Dataset items
===

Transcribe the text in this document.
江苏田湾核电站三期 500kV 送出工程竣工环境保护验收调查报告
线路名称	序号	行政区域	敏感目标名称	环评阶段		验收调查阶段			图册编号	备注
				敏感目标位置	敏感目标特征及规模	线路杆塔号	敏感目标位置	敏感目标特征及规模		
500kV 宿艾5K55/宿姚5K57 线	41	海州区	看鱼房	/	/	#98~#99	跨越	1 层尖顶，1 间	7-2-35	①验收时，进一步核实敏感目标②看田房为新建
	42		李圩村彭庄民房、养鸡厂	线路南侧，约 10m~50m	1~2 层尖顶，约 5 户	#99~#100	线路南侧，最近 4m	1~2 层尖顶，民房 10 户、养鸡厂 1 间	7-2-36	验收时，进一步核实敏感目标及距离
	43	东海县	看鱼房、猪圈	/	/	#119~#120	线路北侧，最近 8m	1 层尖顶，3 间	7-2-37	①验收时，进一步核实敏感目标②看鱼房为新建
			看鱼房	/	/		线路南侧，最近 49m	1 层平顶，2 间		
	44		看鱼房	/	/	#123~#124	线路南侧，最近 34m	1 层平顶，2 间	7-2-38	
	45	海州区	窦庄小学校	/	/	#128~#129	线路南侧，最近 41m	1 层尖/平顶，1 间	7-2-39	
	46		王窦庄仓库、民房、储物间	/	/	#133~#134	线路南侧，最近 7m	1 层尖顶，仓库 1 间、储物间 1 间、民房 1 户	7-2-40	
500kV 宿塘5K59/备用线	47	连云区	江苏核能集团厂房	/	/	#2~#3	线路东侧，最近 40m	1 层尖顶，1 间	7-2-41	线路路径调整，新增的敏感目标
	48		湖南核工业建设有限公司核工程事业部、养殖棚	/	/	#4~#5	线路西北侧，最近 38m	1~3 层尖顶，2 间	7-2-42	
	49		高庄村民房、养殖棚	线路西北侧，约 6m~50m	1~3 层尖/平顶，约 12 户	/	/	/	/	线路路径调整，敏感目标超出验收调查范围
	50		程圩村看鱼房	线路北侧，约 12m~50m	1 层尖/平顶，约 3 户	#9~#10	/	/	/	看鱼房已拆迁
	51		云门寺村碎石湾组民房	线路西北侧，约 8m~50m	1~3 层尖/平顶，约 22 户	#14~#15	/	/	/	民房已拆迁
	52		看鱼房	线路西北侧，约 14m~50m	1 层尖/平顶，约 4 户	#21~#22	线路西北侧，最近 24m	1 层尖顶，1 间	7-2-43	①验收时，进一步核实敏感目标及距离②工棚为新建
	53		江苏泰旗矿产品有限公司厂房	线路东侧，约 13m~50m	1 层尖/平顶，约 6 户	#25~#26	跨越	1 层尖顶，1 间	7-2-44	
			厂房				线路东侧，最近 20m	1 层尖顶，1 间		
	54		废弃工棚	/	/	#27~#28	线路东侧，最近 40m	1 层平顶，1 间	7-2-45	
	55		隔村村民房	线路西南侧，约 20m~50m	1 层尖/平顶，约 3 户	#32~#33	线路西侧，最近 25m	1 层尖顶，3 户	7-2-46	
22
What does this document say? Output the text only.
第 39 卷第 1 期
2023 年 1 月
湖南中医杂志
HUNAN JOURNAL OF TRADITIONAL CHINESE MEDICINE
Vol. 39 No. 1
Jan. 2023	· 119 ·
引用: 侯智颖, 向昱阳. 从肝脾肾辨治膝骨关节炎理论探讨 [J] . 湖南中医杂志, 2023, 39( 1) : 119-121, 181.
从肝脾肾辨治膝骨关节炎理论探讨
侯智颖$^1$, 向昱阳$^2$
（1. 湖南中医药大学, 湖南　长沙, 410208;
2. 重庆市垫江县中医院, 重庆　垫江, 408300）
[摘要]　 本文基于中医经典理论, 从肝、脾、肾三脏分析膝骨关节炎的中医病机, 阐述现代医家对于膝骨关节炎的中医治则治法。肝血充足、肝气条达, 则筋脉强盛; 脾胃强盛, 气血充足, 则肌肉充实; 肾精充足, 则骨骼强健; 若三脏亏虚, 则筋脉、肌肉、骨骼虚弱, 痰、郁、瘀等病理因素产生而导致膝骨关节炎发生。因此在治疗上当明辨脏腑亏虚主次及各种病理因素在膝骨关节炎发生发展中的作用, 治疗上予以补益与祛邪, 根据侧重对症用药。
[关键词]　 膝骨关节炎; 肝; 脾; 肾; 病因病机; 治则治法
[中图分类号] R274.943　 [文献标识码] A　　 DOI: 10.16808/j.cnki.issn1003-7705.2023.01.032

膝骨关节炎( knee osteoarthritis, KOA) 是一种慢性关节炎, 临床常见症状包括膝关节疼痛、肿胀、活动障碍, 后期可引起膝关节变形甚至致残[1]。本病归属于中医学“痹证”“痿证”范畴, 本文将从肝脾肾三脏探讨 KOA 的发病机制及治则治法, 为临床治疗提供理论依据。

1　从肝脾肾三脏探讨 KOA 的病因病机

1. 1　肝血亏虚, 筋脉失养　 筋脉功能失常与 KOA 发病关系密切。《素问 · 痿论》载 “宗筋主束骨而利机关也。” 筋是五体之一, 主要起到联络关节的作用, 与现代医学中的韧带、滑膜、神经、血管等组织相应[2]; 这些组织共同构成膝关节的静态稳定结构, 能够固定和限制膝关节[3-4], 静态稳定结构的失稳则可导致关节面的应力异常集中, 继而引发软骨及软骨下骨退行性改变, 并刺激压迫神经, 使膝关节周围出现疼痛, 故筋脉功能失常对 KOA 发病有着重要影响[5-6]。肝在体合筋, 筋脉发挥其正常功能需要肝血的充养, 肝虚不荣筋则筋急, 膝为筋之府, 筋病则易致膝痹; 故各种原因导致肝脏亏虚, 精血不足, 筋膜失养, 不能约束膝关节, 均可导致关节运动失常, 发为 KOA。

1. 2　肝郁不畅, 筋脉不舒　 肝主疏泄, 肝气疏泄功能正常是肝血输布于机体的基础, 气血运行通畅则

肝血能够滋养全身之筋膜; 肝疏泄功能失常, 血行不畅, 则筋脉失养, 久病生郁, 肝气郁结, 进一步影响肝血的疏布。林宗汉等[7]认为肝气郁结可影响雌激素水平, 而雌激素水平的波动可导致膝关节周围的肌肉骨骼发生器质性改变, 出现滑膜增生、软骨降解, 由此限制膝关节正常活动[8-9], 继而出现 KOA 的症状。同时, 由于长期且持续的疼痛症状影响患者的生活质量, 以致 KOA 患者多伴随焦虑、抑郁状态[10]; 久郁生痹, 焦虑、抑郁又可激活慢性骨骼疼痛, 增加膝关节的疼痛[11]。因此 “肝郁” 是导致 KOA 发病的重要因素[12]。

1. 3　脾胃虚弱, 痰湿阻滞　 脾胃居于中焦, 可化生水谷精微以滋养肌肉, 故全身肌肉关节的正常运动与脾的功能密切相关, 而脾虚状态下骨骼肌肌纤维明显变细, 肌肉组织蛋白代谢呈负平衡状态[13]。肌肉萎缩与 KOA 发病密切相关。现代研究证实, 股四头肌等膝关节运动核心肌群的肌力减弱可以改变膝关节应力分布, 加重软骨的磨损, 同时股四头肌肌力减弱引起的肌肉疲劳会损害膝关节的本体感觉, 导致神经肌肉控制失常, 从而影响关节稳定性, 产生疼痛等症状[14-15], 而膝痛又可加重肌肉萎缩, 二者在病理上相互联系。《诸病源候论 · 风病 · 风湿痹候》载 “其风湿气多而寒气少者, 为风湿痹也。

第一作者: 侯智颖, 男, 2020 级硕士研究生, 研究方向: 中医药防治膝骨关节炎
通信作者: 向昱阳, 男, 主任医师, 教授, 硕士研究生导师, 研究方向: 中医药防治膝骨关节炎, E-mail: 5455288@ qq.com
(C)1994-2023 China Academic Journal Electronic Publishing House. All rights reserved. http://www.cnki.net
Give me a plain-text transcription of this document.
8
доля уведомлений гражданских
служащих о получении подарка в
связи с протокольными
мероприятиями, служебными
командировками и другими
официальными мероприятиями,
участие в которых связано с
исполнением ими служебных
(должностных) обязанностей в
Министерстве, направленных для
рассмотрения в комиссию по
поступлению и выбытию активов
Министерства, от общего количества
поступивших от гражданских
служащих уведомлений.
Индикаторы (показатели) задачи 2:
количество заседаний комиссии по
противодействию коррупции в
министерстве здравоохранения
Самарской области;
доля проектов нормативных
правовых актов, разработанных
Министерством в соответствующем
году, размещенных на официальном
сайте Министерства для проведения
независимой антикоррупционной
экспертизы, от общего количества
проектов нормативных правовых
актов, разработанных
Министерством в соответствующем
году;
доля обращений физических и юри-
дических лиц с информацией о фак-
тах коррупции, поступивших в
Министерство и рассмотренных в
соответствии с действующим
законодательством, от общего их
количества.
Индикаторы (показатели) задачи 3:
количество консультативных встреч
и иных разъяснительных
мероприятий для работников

===

● **DIRECTIONS FOR THIS TASK**
Look through the entries above for the word "поступивших". Copy every line where it shows up.

● **ANSWER TO THE TASK**
поступивших от гражданских
тах коррупции, поступивших в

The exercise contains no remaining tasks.